Aim – Copy out all the records exactly.

===== Supplied records =====

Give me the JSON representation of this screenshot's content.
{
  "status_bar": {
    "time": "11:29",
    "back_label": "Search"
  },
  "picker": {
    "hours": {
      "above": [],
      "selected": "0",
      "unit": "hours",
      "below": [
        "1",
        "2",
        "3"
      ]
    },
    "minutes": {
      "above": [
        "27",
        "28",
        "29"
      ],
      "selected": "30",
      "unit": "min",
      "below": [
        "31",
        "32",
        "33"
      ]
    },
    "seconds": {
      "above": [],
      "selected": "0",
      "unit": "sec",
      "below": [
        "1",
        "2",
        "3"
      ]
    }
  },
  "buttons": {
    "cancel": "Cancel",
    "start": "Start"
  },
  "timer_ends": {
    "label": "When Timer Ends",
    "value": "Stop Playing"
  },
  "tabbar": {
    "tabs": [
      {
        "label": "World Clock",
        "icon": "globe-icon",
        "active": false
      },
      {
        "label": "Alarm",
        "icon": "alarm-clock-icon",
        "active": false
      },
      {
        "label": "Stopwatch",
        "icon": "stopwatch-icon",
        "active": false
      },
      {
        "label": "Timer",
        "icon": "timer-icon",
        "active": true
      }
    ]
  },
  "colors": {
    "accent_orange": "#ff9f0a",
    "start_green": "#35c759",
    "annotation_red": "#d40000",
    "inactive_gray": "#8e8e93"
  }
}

=====

Correct answer –
Give me the JSON representation of this screenshot's content.
{
  "status_bar": {
    "time": "11:29",
    "back_label": "Search"
  },
  "picker": {
    "hours": {
      "above": [],
      "selected": "0",
      "unit": "hours",
      "below": [
        "1",
        "2",
        "3"
      ]
    },
    "minutes": {
      "above": [
        "27",
        "28",
        "29"
      ],
      "selected": "30",
      "unit": "min",
      "below": [
        "31",
        "32",
        "33"
      ]
    },
    "seconds": {
      "above": [],
      "selected": "0",
      "unit": "sec",
      "below": [
        "1",
        "2",
        "3"
      ]
    }
  },
  "buttons": {
    "cancel": "Cancel",
    "start": "Start"
  },
  "timer_ends": {
    "label": "When Timer Ends",
    "value": "Stop Playing"
  },
  "tabbar": {
    "tabs": [
      {
        "label": "World Clock",
        "icon": "globe-icon",
        "active": false
      },
      {
        "label": "Alarm",
        "icon": "alarm-clock-icon",
        "active": false
      },
      {
        "label": "Stopwatch",
        "icon": "stopwatch-icon",
        "active": false
      },
      {
        "label": "Timer",
        "icon": "timer-icon",
        "active": true
      }
    ]
  },
  "colors": {
    "accent_orange": "#ff9f0a",
    "start_green": "#35c759",
    "annotation_red": "#d40000",
    "inactive_gray": "#8e8e93"
  }
}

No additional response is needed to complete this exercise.